[Figure dataset records]
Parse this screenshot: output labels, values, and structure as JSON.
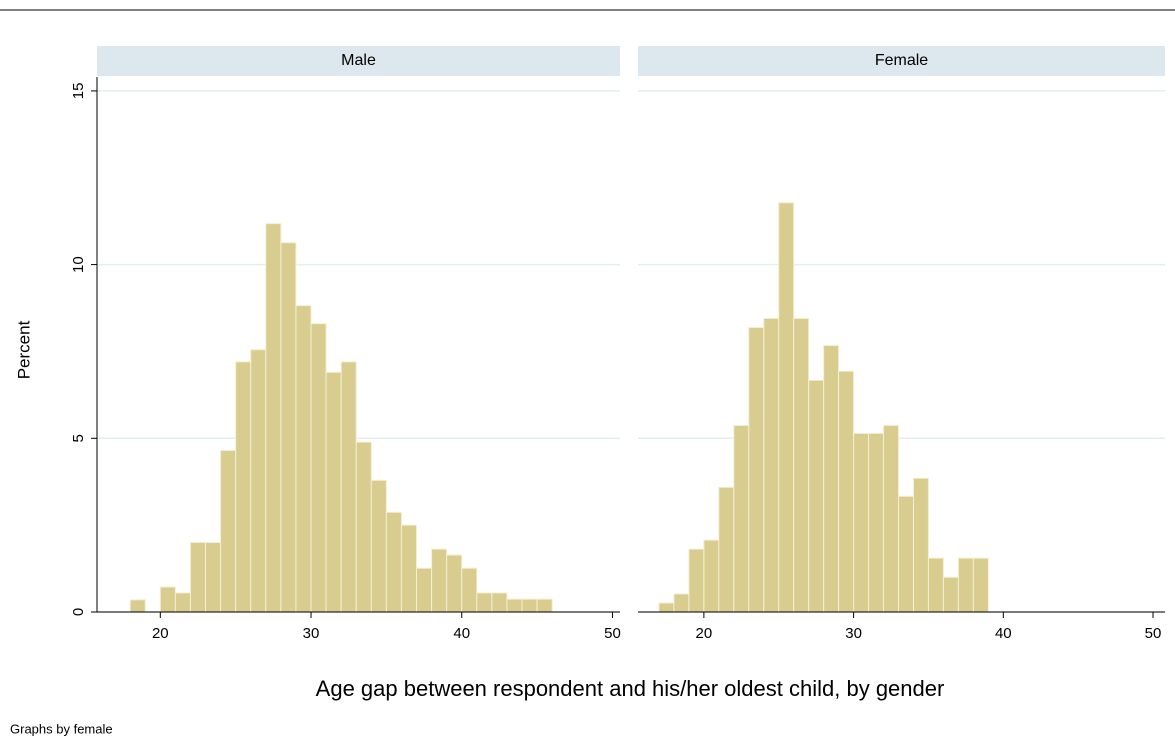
{
  "xlabel": "Age gap between respondent and his/her oldest child, by gender",
  "ylabel": "Percent",
  "note": "Graphs by female",
  "chart_data": [
    {
      "type": "histogram",
      "title": "Male",
      "bins": [
        18,
        19,
        20,
        21,
        22,
        23,
        24,
        25,
        26,
        27,
        28,
        29,
        30,
        31,
        32,
        33,
        34,
        35,
        36,
        37,
        38,
        39,
        40,
        41,
        42,
        43,
        44,
        45,
        46
      ],
      "values": [
        0.35,
        0,
        0.72,
        0.55,
        2.0,
        2.0,
        4.65,
        7.2,
        7.55,
        11.18,
        10.63,
        8.82,
        8.3,
        6.9,
        7.2,
        4.89,
        3.79,
        2.87,
        2.5,
        1.26,
        1.81,
        1.64,
        1.26,
        0.55,
        0.55,
        0.37,
        0.37,
        0.37
      ],
      "color": "#d8cc8e",
      "xlim": [
        15.8,
        50.5
      ],
      "ylim": [
        0,
        15.4
      ],
      "xticks": [
        20,
        30,
        40,
        50
      ],
      "yticks": [
        0,
        5,
        10,
        15
      ],
      "grid": true
    },
    {
      "type": "histogram",
      "title": "Female",
      "bins": [
        17,
        18,
        19,
        20,
        21,
        22,
        23,
        24,
        25,
        26,
        27,
        28,
        29,
        30,
        31,
        32,
        33,
        34,
        35,
        36,
        37,
        38,
        39
      ],
      "values": [
        0.26,
        0.52,
        1.81,
        2.07,
        3.59,
        5.37,
        8.19,
        8.45,
        11.78,
        8.45,
        6.67,
        7.67,
        6.93,
        5.14,
        5.14,
        5.37,
        3.33,
        3.85,
        1.55,
        1.0,
        1.55,
        1.55
      ],
      "color": "#d8cc8e",
      "xlim": [
        15.6,
        50.8
      ],
      "ylim": [
        0,
        15.4
      ],
      "xticks": [
        20,
        30,
        40,
        50
      ],
      "yticks": [
        0,
        5,
        10,
        15
      ],
      "grid": true
    }
  ]
}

EXERCISE REQUIREMENTS: Write out each line of the data exactly; the images should be left out.

SOLUTION TO THIS PROBLEM:
Parse this screenshot: output labels, values, and structure as JSON.
{
  "xlabel": "Age gap between respondent and his/her oldest child, by gender",
  "ylabel": "Percent",
  "note": "Graphs by female",
  "chart_data": [
    {
      "type": "histogram",
      "title": "Male",
      "bins": [
        18,
        19,
        20,
        21,
        22,
        23,
        24,
        25,
        26,
        27,
        28,
        29,
        30,
        31,
        32,
        33,
        34,
        35,
        36,
        37,
        38,
        39,
        40,
        41,
        42,
        43,
        44,
        45,
        46
      ],
      "values": [
        0.35,
        0,
        0.72,
        0.55,
        2.0,
        2.0,
        4.65,
        7.2,
        7.55,
        11.18,
        10.63,
        8.82,
        8.3,
        6.9,
        7.2,
        4.89,
        3.79,
        2.87,
        2.5,
        1.26,
        1.81,
        1.64,
        1.26,
        0.55,
        0.55,
        0.37,
        0.37,
        0.37
      ],
      "color": "#d8cc8e",
      "xlim": [
        15.8,
        50.5
      ],
      "ylim": [
        0,
        15.4
      ],
      "xticks": [
        20,
        30,
        40,
        50
      ],
      "yticks": [
        0,
        5,
        10,
        15
      ],
      "grid": true
    },
    {
      "type": "histogram",
      "title": "Female",
      "bins": [
        17,
        18,
        19,
        20,
        21,
        22,
        23,
        24,
        25,
        26,
        27,
        28,
        29,
        30,
        31,
        32,
        33,
        34,
        35,
        36,
        37,
        38,
        39
      ],
      "values": [
        0.26,
        0.52,
        1.81,
        2.07,
        3.59,
        5.37,
        8.19,
        8.45,
        11.78,
        8.45,
        6.67,
        7.67,
        6.93,
        5.14,
        5.14,
        5.37,
        3.33,
        3.85,
        1.55,
        1.0,
        1.55,
        1.55
      ],
      "color": "#d8cc8e",
      "xlim": [
        15.6,
        50.8
      ],
      "ylim": [
        0,
        15.4
      ],
      "xticks": [
        20,
        30,
        40,
        50
      ],
      "yticks": [
        0,
        5,
        10,
        15
      ],
      "grid": true
    }
  ]
}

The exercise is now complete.